■ STATED TASK: Wherever a line below holds the word "매매가격", copy that line.

Lines of data:

--- START ---

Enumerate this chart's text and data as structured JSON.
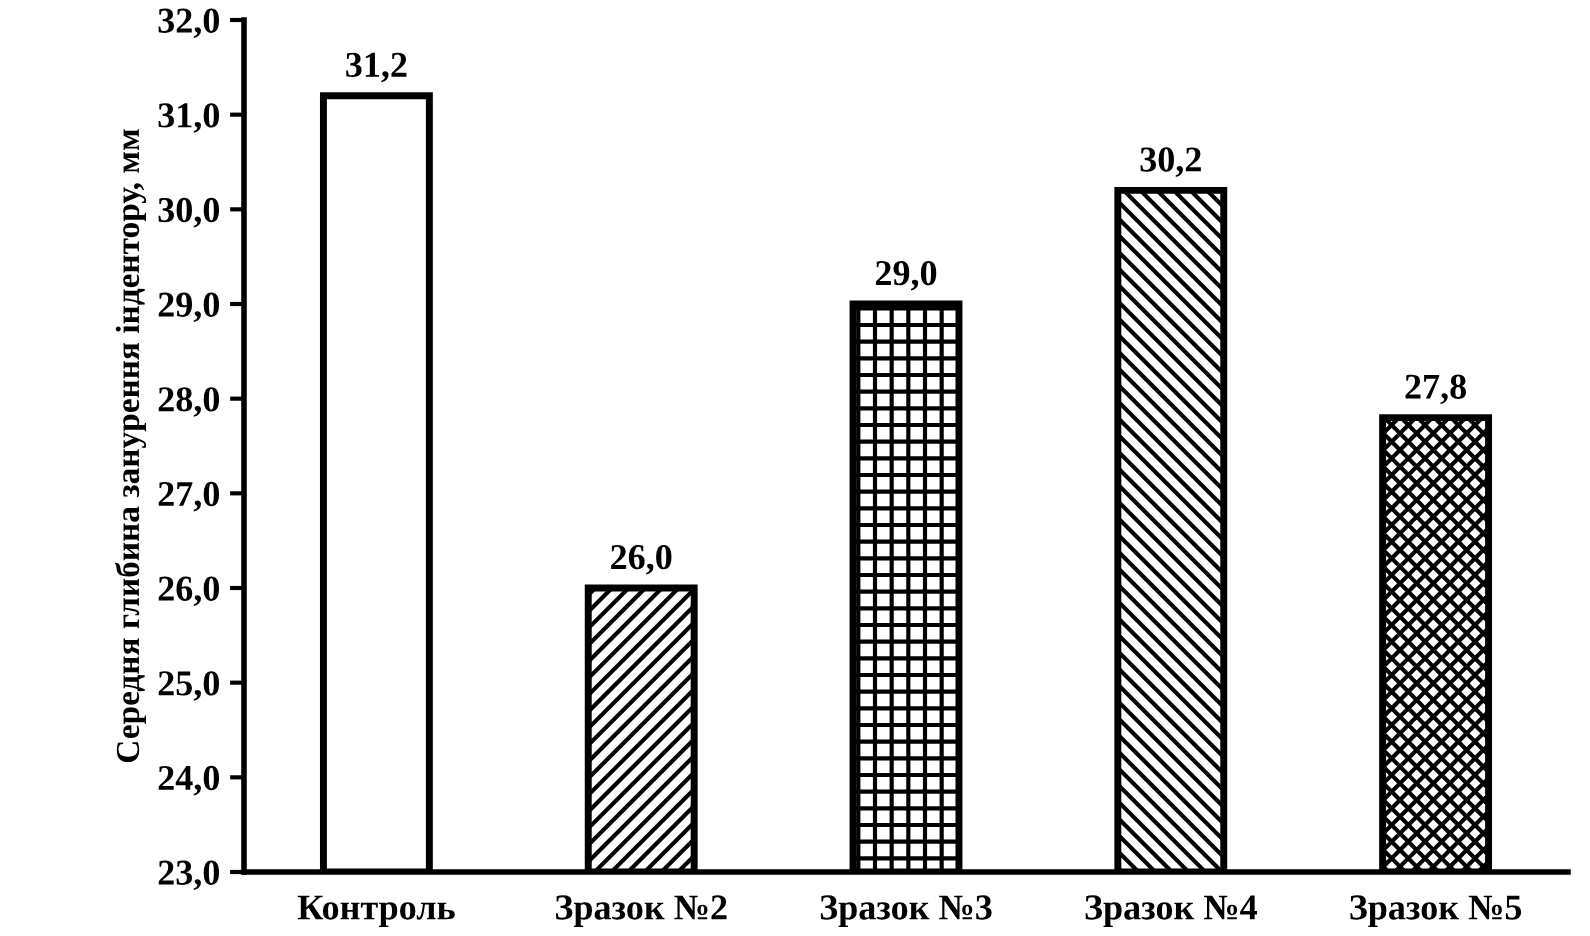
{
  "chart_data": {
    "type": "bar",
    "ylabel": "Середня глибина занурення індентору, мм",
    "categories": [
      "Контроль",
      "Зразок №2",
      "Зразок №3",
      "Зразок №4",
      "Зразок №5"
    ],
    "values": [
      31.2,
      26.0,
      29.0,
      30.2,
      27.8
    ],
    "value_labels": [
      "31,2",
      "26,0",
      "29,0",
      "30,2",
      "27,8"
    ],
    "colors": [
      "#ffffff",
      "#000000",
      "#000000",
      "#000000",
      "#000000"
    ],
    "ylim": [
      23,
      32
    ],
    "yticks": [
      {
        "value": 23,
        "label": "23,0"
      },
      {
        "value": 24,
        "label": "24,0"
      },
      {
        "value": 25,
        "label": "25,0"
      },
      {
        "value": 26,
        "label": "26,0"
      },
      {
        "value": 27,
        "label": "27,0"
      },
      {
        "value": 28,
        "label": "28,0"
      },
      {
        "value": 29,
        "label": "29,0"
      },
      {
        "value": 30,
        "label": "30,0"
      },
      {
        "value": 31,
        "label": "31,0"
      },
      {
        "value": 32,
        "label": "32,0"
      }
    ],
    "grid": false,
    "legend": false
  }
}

--- END ---
--- START ---

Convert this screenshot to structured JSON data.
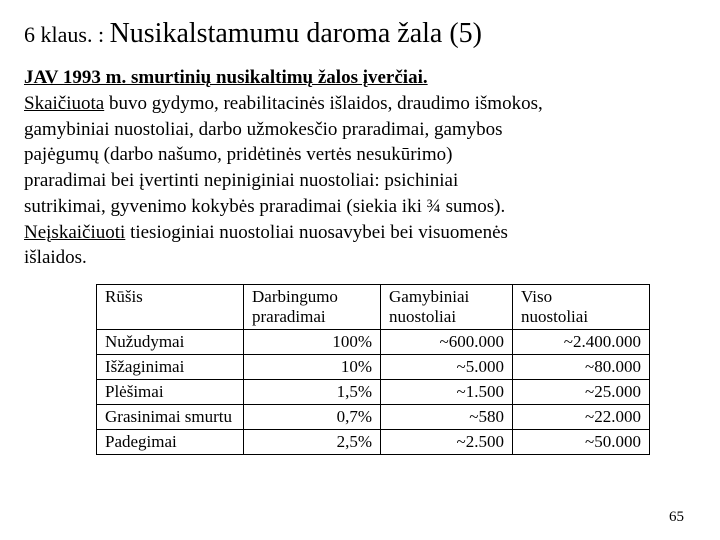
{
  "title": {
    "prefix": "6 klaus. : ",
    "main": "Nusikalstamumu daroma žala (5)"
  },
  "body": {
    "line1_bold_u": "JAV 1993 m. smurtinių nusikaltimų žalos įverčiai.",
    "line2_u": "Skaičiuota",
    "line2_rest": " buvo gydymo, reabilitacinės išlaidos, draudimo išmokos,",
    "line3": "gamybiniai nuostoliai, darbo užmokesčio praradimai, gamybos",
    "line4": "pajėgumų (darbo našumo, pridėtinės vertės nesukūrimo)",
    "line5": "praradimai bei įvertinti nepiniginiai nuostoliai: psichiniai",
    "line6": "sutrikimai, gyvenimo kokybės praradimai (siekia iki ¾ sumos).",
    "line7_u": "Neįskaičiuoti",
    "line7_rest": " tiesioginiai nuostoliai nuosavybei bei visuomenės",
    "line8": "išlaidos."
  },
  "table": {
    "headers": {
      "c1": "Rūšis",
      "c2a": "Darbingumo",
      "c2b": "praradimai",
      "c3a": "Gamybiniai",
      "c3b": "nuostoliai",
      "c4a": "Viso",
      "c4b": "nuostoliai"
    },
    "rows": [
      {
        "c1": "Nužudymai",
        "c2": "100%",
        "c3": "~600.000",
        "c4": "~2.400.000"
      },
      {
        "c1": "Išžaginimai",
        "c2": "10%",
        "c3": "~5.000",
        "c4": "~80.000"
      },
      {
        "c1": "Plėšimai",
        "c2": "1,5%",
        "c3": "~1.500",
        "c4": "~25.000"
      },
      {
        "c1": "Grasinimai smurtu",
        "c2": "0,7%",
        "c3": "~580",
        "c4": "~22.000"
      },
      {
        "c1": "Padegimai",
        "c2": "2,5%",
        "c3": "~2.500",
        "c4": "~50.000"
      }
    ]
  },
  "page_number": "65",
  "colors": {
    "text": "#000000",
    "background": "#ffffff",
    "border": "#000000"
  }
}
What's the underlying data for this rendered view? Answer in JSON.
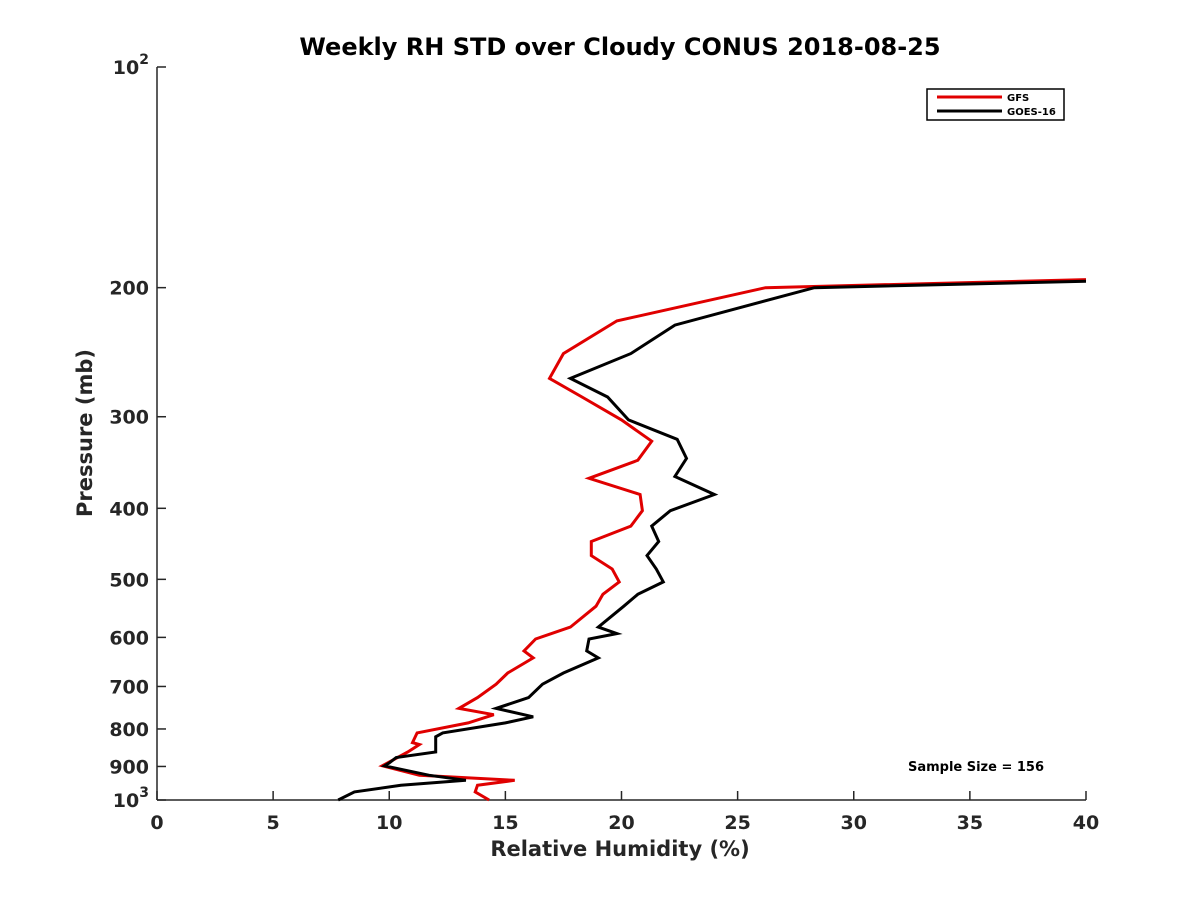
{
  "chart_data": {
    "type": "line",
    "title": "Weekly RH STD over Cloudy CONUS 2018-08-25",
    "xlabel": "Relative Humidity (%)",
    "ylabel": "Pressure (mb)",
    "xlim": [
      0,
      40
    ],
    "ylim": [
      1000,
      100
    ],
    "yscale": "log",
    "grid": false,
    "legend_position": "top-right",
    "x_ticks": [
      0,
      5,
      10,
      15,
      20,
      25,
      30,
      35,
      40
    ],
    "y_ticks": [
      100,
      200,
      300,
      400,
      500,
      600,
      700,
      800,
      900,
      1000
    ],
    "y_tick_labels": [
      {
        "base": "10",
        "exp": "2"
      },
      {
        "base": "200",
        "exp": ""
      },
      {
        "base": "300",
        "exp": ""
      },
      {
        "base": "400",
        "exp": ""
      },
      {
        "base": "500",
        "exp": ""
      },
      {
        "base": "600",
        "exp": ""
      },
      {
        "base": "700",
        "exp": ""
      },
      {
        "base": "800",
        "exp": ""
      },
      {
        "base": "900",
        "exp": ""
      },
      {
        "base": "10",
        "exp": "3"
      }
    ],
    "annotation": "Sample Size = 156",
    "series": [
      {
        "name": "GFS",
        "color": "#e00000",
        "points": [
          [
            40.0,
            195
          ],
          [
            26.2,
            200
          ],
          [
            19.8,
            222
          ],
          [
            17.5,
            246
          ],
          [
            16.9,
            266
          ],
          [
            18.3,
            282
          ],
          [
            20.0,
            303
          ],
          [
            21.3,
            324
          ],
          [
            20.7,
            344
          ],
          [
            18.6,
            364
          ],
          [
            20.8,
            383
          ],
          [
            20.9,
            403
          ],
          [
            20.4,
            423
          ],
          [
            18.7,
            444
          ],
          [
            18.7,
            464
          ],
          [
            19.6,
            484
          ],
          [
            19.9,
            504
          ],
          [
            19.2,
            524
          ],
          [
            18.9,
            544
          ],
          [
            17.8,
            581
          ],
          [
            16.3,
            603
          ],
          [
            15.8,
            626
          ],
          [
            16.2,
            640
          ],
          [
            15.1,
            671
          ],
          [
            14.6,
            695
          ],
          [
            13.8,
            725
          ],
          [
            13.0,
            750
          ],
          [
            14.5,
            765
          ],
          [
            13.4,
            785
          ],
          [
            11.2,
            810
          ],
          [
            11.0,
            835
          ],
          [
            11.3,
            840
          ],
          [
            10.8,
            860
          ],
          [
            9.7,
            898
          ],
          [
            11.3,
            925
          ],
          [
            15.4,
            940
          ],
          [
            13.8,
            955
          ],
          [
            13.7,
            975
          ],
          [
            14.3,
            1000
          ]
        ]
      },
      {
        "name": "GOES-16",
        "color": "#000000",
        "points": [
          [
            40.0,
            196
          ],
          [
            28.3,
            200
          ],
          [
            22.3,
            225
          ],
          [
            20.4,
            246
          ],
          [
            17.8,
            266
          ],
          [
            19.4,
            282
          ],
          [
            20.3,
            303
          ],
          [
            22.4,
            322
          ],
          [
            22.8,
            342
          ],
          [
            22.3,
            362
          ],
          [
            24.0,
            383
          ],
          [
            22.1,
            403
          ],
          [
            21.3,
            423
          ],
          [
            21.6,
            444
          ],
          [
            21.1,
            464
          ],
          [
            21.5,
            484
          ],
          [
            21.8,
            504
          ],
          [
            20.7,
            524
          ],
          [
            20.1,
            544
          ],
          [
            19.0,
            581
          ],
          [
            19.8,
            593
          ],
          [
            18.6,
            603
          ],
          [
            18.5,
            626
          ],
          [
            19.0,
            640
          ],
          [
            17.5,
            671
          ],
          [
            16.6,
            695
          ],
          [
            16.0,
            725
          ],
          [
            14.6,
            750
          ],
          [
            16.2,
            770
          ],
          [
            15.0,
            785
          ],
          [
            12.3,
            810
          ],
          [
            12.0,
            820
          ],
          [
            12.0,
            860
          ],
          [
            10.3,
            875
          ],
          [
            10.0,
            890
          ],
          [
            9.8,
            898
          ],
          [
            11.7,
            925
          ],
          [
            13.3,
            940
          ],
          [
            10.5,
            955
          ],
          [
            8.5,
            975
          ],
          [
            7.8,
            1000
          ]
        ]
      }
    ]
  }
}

--- END ---
--- START ---

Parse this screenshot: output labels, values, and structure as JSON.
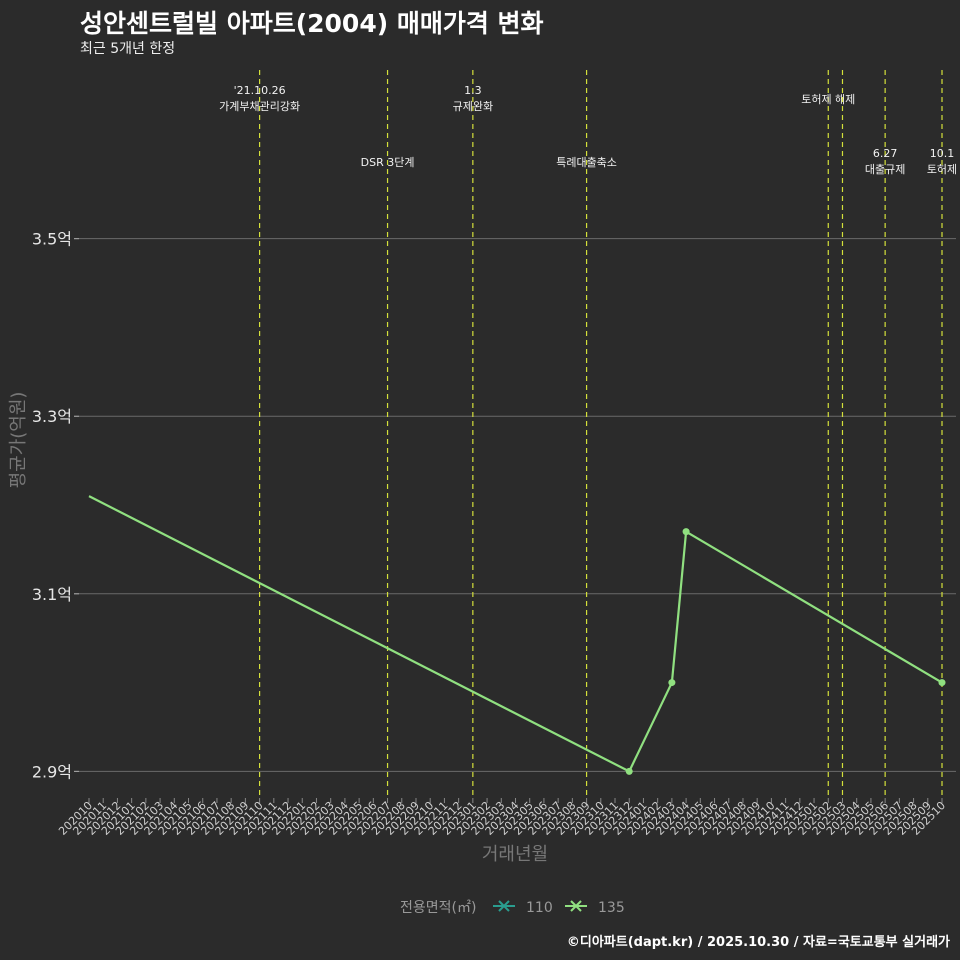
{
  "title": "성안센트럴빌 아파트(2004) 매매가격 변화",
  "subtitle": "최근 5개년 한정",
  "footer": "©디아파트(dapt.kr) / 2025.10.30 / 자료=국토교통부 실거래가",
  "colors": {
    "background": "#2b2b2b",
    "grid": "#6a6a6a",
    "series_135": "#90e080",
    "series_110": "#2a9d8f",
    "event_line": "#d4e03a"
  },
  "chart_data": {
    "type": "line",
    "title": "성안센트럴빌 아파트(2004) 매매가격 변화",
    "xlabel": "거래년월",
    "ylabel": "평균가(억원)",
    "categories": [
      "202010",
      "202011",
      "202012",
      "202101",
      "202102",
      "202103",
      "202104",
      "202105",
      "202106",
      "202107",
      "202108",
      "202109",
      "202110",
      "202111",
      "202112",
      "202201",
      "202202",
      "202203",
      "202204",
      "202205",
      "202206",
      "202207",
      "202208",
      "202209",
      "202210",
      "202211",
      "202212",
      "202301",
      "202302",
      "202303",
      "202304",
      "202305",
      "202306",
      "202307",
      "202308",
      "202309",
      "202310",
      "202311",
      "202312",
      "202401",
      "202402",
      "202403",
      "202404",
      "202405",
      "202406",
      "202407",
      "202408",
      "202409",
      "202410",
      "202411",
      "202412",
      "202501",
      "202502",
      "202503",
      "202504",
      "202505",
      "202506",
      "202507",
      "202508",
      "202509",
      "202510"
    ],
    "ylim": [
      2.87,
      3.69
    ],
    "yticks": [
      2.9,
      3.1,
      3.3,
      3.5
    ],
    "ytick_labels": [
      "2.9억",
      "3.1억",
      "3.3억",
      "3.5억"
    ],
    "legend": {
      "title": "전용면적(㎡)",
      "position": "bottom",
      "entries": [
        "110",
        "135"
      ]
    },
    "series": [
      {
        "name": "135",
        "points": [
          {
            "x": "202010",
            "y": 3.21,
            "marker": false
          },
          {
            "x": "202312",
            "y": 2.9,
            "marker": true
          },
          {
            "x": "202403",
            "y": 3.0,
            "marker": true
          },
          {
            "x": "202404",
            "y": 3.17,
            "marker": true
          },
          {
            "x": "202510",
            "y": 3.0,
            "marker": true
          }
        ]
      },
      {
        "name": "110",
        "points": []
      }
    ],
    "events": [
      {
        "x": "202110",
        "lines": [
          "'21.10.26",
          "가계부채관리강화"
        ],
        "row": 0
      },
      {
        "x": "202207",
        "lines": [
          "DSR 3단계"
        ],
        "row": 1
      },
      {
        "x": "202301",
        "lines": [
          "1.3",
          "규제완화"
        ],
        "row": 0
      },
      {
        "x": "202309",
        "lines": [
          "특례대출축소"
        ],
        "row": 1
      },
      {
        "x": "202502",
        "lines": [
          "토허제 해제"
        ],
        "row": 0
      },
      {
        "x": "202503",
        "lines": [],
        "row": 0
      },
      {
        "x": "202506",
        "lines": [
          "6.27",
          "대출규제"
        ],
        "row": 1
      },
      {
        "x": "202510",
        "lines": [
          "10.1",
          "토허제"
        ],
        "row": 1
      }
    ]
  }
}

--- END ---

■ RESULT BELOW:
  "title": "성안센트럴빌 아파트(2004) 매매가격 변화",
    "title": "성안센트럴빌 아파트(2004) 매매가격 변화",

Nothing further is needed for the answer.